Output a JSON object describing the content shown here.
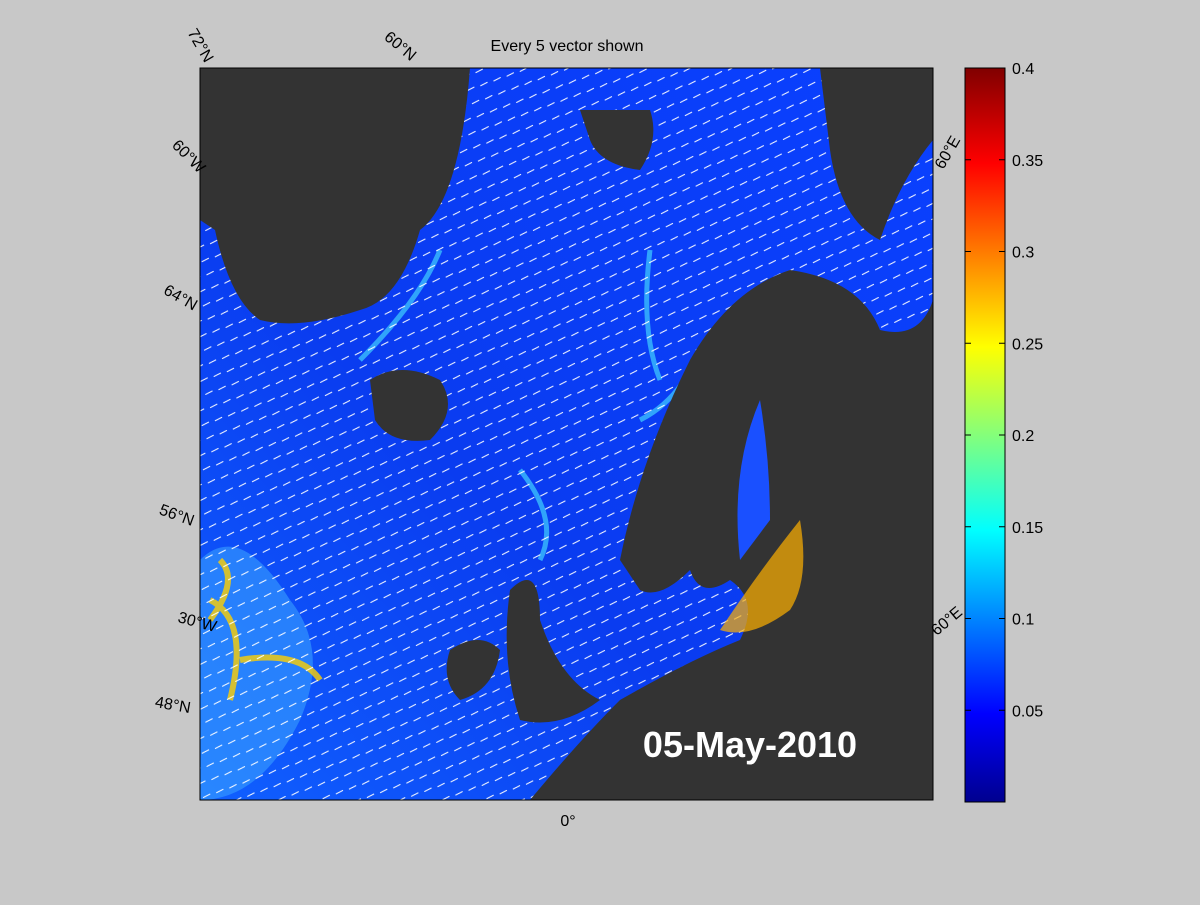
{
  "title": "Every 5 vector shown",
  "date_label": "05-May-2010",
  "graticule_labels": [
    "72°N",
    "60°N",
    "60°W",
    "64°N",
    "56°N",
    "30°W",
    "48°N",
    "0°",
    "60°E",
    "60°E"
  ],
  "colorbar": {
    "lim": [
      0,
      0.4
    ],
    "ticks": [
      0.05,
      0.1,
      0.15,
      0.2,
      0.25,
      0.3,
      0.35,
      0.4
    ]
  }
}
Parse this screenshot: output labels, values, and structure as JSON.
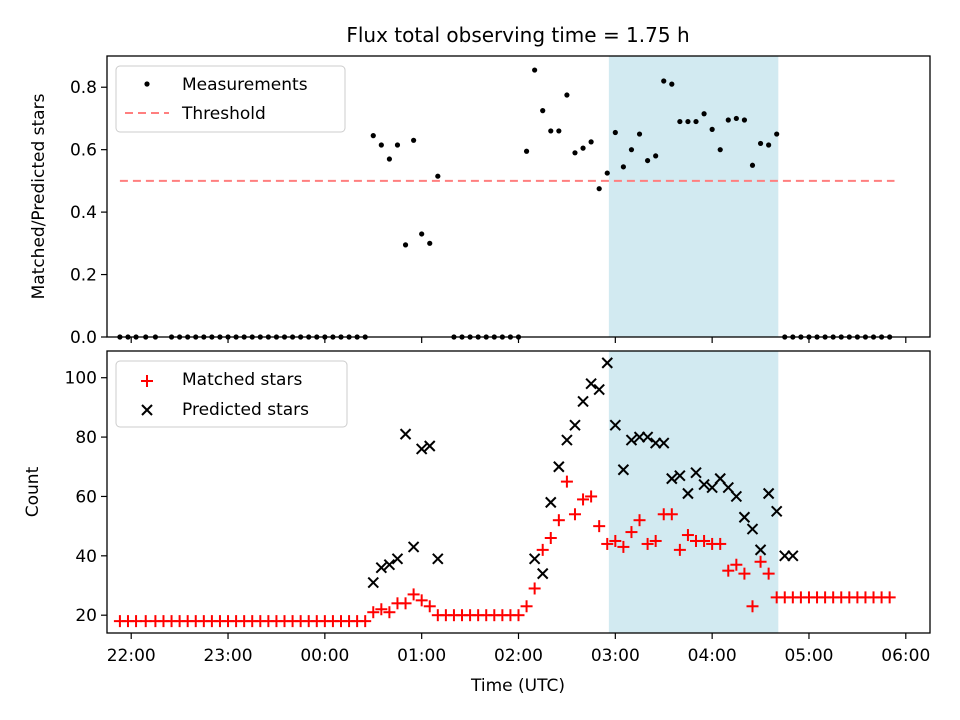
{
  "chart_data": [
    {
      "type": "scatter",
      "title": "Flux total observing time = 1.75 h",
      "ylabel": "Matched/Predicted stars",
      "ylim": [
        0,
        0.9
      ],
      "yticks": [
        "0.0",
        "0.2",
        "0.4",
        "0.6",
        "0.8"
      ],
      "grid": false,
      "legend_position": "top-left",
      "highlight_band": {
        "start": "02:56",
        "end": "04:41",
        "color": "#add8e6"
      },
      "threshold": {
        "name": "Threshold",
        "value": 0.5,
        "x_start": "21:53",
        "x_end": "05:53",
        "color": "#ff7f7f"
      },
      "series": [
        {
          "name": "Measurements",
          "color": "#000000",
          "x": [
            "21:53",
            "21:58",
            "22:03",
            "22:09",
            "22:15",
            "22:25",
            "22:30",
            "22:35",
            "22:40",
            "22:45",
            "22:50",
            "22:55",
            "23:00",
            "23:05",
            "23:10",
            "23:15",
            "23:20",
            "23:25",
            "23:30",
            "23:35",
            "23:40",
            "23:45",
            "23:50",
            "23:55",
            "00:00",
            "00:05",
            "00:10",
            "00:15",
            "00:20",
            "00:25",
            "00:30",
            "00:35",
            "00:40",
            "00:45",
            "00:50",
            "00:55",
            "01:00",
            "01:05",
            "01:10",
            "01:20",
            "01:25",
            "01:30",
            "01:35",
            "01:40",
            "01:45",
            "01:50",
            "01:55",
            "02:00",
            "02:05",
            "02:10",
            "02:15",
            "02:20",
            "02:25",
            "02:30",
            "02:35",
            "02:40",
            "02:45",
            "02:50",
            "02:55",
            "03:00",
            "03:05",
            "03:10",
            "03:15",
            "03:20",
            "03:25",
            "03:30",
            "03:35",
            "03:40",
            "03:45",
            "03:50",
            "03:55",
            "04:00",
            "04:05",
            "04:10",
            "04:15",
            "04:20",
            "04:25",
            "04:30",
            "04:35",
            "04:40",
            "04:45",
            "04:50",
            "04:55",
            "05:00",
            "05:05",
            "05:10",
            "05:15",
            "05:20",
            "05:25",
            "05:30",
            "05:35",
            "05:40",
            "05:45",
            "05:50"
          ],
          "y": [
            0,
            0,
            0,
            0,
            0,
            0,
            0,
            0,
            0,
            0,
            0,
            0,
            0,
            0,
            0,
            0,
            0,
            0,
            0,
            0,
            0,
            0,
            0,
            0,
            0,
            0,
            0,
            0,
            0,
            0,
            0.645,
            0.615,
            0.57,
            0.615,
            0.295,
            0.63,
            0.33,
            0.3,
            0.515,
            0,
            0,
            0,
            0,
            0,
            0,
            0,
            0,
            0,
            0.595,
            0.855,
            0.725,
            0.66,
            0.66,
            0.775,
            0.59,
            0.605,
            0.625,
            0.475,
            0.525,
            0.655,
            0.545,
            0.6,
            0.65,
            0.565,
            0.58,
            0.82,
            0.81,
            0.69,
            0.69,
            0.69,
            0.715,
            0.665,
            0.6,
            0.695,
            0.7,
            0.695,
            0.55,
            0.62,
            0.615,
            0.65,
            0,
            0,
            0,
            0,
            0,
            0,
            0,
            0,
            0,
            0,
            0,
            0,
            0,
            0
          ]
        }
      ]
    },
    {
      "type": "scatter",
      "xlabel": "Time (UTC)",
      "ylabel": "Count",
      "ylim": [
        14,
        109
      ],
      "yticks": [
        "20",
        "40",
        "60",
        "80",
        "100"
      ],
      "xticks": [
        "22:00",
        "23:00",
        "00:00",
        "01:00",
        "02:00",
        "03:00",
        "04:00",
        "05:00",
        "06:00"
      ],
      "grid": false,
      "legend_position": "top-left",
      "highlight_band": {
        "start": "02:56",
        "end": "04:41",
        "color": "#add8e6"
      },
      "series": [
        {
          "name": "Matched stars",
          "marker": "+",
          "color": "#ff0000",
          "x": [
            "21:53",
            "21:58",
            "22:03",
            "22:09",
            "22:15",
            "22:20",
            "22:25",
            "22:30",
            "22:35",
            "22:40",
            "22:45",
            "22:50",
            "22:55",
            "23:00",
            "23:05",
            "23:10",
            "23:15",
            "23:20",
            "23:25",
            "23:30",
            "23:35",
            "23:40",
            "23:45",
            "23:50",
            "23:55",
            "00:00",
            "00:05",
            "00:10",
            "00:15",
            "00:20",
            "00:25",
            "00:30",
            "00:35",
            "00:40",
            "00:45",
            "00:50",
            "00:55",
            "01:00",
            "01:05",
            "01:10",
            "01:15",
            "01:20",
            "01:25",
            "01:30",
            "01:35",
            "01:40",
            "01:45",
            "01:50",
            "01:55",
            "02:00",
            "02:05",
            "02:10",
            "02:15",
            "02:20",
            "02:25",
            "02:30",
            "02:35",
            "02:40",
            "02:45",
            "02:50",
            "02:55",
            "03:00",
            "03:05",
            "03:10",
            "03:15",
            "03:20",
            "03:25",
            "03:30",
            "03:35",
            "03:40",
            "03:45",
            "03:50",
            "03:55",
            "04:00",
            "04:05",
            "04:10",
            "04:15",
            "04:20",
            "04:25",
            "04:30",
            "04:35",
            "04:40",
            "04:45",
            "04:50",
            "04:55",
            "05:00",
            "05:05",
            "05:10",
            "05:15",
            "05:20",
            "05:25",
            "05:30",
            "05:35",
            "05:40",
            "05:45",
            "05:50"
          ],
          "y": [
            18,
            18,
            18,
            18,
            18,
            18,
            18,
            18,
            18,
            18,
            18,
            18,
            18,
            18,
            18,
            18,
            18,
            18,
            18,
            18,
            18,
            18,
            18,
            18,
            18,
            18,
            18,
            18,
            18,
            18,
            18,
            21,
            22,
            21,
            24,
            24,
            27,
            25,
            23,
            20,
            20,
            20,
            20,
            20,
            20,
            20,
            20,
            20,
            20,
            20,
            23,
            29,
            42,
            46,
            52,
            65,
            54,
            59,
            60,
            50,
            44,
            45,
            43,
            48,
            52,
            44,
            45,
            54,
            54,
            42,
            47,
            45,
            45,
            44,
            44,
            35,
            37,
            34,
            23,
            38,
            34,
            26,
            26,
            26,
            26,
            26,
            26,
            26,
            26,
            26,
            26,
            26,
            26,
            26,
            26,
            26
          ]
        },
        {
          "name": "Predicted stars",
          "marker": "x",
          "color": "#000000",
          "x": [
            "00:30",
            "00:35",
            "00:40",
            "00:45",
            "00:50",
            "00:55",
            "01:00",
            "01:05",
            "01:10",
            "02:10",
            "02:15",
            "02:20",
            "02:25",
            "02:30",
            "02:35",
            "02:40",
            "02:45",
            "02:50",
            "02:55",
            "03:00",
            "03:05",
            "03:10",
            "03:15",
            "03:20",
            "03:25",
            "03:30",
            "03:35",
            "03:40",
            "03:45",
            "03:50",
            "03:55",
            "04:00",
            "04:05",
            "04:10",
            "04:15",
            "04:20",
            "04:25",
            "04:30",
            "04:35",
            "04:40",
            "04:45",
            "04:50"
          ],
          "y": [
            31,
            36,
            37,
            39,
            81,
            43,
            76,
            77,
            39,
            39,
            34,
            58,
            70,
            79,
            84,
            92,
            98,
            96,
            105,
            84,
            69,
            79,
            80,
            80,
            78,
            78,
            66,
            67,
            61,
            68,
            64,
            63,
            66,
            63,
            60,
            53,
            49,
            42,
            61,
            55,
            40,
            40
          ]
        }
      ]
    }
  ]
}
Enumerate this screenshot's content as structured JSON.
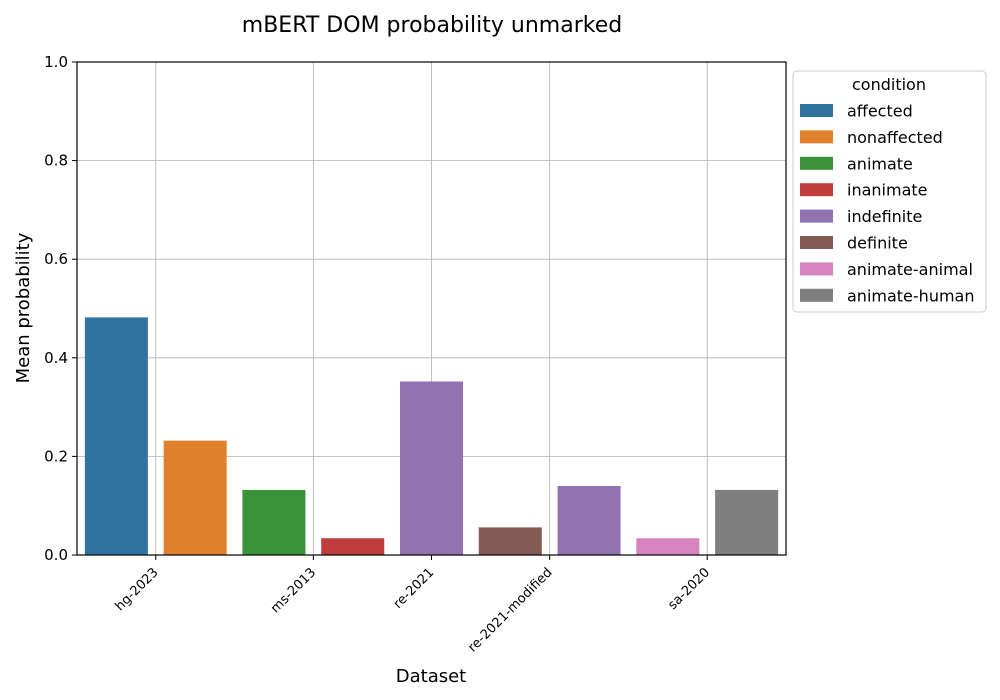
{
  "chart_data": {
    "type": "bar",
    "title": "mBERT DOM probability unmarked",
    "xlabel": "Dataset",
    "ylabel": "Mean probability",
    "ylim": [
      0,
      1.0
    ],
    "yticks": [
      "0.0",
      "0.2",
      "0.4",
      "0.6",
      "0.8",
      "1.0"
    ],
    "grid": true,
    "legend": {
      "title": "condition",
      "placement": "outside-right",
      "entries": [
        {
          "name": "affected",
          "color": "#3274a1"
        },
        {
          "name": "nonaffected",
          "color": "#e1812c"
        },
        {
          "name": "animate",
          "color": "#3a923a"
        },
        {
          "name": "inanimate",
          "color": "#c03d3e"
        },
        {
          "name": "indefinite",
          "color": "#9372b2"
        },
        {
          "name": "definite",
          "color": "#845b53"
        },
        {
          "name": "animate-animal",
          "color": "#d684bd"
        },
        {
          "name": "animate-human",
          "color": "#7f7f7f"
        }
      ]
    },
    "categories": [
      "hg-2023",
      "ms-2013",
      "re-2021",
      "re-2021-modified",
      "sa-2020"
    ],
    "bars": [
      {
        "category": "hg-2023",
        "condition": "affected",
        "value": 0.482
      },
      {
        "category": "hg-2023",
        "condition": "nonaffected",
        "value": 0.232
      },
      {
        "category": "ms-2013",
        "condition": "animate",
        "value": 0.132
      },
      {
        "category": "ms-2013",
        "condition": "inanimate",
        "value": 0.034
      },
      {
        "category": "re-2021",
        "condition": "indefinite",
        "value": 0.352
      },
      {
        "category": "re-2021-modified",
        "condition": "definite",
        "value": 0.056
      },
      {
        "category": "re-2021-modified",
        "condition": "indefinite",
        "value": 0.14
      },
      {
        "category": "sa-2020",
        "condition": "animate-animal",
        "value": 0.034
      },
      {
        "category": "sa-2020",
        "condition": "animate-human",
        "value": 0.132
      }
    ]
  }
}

- _OBJECTIVE_
Locate each line containing the string "condition" and show it.

- _FULL OUTPUT_
      "title": "condition",
        "condition": "affected",
        "condition": "nonaffected",
        "condition": "animate",
        "condition": "inanimate",
        "condition": "indefinite",
        "condition": "definite",
        "condition": "indefinite",
        "condition": "animate-animal",
        "condition": "animate-human",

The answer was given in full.